→ DOCUMENT:
A Facebook Conversion By Any Other Name Would Smell As Sweet

When you first dive into the world of social media marketing, it can be difficult to know how to analyze the performance of your ads and posts. Facebook in particular has a myriad of data to offer on every ad you run—everything from clicks to CPAs to the age and gender of the people viewing your ads. And two of the metrics we often consider to be the most important—engagement rates and conversions—come with their own set of difficulties. Engagement rates can vary wildly between picture posts and video posts, and conversion numbers are often reported differently in Facebook than they are in Google Analytics, another tool that’s often used to gauge the results of marketing efforts. So how do you make sense of everything? We’re here to break down these two common sources of confusion.

Why are engagement rates on Facebook videos so much higher than regular Facebook posts?

→ PROBLEMS AND TASKS:
#1 Print the listing starting at its first line and ending at the line that contains "cell-observations: max=1 |", with both of those lines included.
#2 Continue the article on Facebook ad metrics from the point where it stops.
The listing that follows is unrelated to the article on Facebook ad metrics.

→ DATA ENTRIES:
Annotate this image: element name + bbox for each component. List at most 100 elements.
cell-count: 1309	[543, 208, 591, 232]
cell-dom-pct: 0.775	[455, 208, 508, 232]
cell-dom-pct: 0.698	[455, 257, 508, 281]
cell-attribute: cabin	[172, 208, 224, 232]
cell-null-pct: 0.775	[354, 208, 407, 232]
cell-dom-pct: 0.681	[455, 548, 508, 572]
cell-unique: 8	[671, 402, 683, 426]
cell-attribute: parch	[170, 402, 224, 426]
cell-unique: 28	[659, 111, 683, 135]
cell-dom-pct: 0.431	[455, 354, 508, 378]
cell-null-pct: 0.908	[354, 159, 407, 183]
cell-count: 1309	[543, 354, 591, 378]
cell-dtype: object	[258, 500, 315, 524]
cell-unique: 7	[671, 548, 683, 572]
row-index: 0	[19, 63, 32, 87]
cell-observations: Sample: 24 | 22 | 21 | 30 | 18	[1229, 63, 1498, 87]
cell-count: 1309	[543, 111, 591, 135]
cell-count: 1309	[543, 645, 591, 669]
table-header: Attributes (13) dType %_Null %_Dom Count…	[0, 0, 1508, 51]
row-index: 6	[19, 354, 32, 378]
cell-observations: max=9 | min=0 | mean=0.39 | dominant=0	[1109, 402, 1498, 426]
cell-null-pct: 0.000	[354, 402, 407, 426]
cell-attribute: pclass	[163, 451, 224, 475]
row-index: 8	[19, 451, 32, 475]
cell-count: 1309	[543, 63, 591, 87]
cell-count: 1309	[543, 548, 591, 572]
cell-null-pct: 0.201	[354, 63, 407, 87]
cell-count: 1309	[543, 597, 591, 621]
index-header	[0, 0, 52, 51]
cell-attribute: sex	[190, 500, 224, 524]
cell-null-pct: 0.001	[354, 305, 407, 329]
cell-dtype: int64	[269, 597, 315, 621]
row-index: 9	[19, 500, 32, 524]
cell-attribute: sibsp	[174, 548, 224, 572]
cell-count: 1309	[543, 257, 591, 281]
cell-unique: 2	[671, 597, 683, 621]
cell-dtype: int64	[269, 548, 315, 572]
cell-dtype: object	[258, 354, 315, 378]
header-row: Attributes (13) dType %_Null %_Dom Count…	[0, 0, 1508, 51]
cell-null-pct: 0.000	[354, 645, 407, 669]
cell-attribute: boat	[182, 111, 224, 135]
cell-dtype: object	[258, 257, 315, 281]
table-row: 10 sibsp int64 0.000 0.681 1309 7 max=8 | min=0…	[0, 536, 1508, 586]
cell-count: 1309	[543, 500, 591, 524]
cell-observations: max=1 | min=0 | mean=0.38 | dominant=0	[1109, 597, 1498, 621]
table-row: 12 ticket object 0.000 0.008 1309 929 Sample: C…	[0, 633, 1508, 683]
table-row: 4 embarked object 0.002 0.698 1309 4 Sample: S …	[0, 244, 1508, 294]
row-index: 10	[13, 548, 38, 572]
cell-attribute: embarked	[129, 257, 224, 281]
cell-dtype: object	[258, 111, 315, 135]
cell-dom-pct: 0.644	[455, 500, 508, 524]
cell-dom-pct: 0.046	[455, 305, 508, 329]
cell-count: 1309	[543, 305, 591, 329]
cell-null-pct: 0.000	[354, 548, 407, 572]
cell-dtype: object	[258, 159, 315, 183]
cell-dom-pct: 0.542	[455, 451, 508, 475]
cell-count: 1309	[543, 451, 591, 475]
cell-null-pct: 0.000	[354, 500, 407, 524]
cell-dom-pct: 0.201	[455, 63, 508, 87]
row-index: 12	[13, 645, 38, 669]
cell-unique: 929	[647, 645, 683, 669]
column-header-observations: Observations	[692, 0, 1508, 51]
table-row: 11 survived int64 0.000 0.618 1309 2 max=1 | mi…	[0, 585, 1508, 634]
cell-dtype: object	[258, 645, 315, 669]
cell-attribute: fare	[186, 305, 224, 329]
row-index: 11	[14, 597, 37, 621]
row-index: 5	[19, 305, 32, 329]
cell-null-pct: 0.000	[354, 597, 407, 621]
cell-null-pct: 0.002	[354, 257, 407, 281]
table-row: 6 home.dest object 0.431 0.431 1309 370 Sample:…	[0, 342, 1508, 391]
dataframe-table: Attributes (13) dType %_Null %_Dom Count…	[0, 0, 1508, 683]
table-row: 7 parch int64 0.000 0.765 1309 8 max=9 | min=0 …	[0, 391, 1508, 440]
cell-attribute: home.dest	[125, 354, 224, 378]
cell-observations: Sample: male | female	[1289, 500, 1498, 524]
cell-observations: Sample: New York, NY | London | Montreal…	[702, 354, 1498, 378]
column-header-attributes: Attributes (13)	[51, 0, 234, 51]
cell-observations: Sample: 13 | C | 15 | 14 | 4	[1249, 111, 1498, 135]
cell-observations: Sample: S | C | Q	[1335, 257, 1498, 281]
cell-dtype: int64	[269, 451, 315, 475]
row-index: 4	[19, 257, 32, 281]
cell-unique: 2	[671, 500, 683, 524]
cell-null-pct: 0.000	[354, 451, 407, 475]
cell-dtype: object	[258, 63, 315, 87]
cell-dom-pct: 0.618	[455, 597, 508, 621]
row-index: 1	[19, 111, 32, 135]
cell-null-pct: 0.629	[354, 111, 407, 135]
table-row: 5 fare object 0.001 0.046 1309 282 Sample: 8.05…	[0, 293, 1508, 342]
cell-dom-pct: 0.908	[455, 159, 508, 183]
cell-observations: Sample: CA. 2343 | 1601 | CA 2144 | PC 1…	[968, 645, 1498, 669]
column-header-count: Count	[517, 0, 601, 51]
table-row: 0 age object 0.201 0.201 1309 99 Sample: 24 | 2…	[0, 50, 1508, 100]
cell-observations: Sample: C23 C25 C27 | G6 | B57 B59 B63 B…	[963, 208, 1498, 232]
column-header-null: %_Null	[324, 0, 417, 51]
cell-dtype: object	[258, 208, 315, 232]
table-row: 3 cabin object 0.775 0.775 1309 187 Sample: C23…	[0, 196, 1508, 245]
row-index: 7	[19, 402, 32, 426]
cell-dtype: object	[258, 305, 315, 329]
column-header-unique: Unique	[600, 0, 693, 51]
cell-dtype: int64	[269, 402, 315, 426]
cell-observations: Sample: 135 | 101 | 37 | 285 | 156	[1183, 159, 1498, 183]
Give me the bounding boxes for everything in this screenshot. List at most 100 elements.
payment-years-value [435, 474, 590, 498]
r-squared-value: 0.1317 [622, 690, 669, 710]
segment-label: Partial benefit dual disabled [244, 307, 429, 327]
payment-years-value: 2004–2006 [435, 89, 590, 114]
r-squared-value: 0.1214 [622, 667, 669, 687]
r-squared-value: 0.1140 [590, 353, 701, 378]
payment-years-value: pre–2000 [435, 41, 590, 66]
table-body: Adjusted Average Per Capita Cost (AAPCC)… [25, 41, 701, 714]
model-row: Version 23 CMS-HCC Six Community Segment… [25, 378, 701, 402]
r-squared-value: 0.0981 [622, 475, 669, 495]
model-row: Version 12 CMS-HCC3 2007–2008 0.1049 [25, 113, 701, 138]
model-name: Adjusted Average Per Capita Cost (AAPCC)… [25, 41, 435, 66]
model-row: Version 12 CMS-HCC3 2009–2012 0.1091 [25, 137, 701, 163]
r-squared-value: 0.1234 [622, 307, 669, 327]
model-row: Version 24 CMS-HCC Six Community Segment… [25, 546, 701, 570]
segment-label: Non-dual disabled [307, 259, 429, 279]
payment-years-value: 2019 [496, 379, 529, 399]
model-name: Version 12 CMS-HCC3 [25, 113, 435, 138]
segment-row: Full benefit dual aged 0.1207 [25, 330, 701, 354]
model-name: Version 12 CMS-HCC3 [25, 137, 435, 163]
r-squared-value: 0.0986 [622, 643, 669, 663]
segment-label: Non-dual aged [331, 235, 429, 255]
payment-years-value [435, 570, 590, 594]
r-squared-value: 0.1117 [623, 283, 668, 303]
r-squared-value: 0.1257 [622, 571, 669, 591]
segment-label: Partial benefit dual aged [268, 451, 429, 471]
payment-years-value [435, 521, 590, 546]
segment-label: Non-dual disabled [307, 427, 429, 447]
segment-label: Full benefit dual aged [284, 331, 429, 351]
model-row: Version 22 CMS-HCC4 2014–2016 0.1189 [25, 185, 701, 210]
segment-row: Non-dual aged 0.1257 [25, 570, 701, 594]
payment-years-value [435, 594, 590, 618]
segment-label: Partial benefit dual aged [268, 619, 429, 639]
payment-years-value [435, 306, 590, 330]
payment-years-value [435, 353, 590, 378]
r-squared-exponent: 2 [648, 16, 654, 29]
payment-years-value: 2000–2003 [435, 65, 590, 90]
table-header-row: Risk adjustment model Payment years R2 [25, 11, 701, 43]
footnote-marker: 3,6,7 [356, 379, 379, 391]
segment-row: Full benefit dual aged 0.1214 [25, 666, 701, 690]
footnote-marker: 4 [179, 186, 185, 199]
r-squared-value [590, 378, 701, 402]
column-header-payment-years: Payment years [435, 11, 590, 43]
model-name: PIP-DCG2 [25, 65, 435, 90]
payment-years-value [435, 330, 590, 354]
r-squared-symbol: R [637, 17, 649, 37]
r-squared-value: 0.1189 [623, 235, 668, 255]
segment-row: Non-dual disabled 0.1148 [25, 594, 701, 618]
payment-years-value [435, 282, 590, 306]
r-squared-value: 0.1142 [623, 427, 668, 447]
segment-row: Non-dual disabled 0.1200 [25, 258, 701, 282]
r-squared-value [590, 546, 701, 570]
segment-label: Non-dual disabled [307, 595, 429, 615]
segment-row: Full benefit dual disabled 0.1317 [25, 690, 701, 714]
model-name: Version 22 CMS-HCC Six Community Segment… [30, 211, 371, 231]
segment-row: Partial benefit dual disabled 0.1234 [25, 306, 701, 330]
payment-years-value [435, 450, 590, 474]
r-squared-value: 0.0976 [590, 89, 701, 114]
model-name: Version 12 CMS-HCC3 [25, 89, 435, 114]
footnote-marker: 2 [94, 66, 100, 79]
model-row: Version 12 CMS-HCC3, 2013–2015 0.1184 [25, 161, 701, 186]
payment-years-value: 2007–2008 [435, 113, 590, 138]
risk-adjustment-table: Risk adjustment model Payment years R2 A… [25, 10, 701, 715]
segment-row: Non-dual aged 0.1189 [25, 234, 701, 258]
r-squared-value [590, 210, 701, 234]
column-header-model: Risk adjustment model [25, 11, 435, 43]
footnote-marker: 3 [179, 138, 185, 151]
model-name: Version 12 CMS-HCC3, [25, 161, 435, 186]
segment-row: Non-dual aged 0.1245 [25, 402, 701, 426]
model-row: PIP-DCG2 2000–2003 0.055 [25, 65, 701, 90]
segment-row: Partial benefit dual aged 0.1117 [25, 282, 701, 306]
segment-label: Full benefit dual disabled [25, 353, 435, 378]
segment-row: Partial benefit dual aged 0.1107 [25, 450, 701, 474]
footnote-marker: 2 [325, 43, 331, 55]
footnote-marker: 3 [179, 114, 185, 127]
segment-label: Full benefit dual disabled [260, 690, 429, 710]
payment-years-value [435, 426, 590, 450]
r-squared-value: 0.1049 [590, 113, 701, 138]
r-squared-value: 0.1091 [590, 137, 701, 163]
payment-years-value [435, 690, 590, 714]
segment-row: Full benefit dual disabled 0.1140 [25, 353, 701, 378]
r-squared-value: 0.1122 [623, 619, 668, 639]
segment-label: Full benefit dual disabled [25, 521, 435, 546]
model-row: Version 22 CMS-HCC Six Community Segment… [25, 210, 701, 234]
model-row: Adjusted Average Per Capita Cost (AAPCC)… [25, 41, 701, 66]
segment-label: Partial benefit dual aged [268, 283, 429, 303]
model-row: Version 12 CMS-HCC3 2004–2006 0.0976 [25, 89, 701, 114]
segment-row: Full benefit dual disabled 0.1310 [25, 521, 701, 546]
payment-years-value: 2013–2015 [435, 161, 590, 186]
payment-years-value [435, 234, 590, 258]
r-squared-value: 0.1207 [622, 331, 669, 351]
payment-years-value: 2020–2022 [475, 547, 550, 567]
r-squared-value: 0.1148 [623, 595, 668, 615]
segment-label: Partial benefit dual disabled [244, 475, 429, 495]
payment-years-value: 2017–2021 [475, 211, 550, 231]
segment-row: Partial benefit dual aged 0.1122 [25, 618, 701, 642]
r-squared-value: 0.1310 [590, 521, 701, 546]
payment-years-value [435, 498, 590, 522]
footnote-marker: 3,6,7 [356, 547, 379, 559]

→ TASK RESULTS:
#1
Annotate this image: element name + bbox for each component. List at most 100 elements.
cell-count: 1309	[543, 208, 591, 232]
cell-dom-pct: 0.775	[455, 208, 508, 232]
cell-dom-pct: 0.698	[455, 257, 508, 281]
cell-attribute: cabin	[172, 208, 224, 232]
cell-null-pct: 0.775	[354, 208, 407, 232]
cell-dom-pct: 0.681	[455, 548, 508, 572]
cell-unique: 8	[671, 402, 683, 426]
cell-attribute: parch	[170, 402, 224, 426]
cell-unique: 28	[659, 111, 683, 135]
cell-dom-pct: 0.431	[455, 354, 508, 378]
cell-null-pct: 0.908	[354, 159, 407, 183]
cell-count: 1309	[543, 354, 591, 378]
cell-dtype: object	[258, 500, 315, 524]
cell-unique: 7	[671, 548, 683, 572]
row-index: 0	[19, 63, 32, 87]
cell-observations: Sample: 24 | 22 | 21 | 30 | 18	[1229, 63, 1498, 87]
cell-count: 1309	[543, 111, 591, 135]
cell-count: 1309	[543, 645, 591, 669]
table-header: Attributes (13) dType %_Null %_Dom Count…	[0, 0, 1508, 51]
row-index: 6	[19, 354, 32, 378]
cell-observations: max=9 | min=0 | mean=0.39 | dominant=0	[1109, 402, 1498, 426]
cell-null-pct: 0.000	[354, 402, 407, 426]
cell-attribute: pclass	[163, 451, 224, 475]
row-index: 8	[19, 451, 32, 475]
cell-count: 1309	[543, 63, 591, 87]
cell-count: 1309	[543, 548, 591, 572]
cell-null-pct: 0.201	[354, 63, 407, 87]
cell-count: 1309	[543, 597, 591, 621]
index-header	[0, 0, 52, 51]
cell-attribute: sex	[190, 500, 224, 524]
cell-null-pct: 0.001	[354, 305, 407, 329]
cell-dtype: int64	[269, 597, 315, 621]
row-index: 9	[19, 500, 32, 524]
cell-attribute: sibsp	[174, 548, 224, 572]
cell-count: 1309	[543, 257, 591, 281]
cell-unique: 2	[671, 597, 683, 621]
cell-dtype: int64	[269, 548, 315, 572]
cell-dtype: object	[258, 354, 315, 378]
header-row: Attributes (13) dType %_Null %_Dom Count…	[0, 0, 1508, 51]
cell-null-pct: 0.000	[354, 645, 407, 669]
cell-attribute: boat	[182, 111, 224, 135]
cell-dtype: object	[258, 257, 315, 281]
table-row: 10 sibsp int64 0.000 0.681 1309 7 max=8 | min=0…	[0, 536, 1508, 586]
cell-count: 1309	[543, 500, 591, 524]
cell-observations: max=1 | min=0 | mean=0.38 | dominant=0	[1109, 597, 1498, 621]

#2
This is a question we often hear from our clients. Oftentimes they’ll run an organic or boosted post comprised of pictures or text, and see a much lower engagement rate on these than they do on videos, which can sometimes drive engagement rates as high as 70% or 80%. These numbers are a bit misleading, though, as Facebook counts a video engagement as anyone who views the video for 3 seconds or longer—a loose definition that’s fairly easy to reach. On the other hand, engagement for a picture or text post is defined as anyone who likes, comments, shares or clicks the post—here an action actually has to happen, rather than just passively viewing a video. This is the primary reason why video posts show such higher engagement rates than text or picture posts. Don’t spend too much time worrying if a text post comes back with only a 2% engagement rate in comparison to a video post that generated a 40% engagement rate—you’re comparing apples and oranges. Instead focus on comparing your posts to others of the same type.

Why do Google Analytics and Facebook show different conversion numbers?

This is another question we often receive from clients. Their Facebook dashboard will show 27 conversions generated from an ad they just ran, but Google Analytics will only report 11. Why is there such a discrepancy between these numbers?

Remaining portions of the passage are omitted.